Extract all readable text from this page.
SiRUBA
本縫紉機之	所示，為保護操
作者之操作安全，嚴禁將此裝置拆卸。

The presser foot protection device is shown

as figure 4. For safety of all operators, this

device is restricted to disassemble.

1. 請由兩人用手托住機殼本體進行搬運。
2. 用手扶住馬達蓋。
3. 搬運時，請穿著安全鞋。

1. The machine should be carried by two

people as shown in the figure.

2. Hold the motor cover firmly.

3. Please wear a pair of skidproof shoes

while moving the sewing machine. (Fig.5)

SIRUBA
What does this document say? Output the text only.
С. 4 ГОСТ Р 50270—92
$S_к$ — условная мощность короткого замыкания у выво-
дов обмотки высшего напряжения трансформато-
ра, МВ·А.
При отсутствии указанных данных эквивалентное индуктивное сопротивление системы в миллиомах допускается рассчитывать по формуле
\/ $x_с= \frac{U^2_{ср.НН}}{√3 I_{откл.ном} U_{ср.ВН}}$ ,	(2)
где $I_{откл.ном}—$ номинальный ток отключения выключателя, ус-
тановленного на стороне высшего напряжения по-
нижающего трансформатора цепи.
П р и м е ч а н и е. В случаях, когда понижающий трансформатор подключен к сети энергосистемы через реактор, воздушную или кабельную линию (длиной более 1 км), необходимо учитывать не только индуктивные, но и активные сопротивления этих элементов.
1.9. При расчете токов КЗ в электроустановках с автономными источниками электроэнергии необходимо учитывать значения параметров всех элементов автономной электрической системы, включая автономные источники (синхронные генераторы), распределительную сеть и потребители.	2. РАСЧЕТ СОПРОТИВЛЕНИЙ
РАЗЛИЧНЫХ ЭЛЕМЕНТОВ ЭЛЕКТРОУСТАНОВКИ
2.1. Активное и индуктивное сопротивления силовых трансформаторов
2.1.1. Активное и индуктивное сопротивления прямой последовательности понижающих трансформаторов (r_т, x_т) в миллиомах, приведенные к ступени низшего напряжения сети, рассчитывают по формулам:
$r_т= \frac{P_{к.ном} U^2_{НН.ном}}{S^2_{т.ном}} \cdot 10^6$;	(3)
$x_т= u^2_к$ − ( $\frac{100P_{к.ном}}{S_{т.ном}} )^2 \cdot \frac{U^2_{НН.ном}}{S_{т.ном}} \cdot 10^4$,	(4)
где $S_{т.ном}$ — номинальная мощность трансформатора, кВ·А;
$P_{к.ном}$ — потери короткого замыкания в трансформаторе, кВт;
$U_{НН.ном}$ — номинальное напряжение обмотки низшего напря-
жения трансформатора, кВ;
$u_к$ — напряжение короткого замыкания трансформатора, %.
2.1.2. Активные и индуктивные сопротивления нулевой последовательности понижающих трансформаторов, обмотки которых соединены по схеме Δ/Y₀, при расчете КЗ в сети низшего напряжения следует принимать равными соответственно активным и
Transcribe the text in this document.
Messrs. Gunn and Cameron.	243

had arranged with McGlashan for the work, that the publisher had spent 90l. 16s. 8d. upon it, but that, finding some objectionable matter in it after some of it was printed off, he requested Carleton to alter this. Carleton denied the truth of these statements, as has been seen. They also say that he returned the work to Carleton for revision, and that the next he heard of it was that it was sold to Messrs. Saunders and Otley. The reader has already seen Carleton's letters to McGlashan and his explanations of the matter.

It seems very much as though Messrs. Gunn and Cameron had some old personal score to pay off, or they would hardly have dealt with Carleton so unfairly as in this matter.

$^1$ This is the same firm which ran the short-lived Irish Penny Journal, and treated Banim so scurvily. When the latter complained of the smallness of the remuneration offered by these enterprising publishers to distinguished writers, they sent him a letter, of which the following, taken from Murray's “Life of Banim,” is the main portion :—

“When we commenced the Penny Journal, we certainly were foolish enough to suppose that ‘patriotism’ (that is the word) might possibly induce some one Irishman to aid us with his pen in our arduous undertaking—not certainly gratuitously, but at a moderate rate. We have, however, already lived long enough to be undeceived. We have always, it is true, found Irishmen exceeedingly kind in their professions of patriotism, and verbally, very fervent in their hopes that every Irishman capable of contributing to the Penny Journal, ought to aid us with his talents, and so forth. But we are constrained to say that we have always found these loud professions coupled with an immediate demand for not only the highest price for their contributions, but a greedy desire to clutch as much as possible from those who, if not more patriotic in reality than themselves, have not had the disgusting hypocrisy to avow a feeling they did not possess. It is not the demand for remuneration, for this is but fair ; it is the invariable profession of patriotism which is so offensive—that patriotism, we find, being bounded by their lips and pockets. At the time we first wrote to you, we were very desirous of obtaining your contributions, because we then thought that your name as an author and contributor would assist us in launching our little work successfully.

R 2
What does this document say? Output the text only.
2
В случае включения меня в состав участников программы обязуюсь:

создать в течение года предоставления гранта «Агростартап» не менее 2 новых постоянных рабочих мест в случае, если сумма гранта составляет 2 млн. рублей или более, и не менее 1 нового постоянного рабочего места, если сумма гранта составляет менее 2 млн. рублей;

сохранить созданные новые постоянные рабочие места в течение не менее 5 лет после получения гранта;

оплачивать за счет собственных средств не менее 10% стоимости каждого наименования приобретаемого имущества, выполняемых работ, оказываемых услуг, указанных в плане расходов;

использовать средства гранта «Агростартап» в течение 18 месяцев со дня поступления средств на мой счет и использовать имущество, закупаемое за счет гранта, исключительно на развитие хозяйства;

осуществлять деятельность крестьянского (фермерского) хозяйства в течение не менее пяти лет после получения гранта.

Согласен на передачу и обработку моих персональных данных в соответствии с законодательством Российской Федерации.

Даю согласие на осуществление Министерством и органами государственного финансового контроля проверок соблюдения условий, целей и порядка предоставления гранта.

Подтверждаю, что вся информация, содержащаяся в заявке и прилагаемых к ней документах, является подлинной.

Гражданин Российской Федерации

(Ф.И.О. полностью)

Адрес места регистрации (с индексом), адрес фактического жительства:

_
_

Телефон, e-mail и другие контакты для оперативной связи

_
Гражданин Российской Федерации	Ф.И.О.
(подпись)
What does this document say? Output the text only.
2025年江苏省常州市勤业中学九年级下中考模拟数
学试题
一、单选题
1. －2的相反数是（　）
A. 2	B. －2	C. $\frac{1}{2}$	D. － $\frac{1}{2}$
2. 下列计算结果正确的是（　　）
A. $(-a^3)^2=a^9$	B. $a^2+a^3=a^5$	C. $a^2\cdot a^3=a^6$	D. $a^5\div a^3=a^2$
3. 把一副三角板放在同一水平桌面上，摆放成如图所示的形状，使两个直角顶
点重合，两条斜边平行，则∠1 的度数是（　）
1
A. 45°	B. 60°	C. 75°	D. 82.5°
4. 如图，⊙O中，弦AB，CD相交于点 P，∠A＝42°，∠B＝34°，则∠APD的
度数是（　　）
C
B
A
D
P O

◆ **Task details**:
Gather and return every line that holds the string "Федерации".

◆ **Answer to the problem**:
Согласен на передачу и обработку моих персональных данных в соответствии с законодательством Российской Федерации.
Гражданин Российской Федерации
Гражданин Российской Федерации	Ф.И.О.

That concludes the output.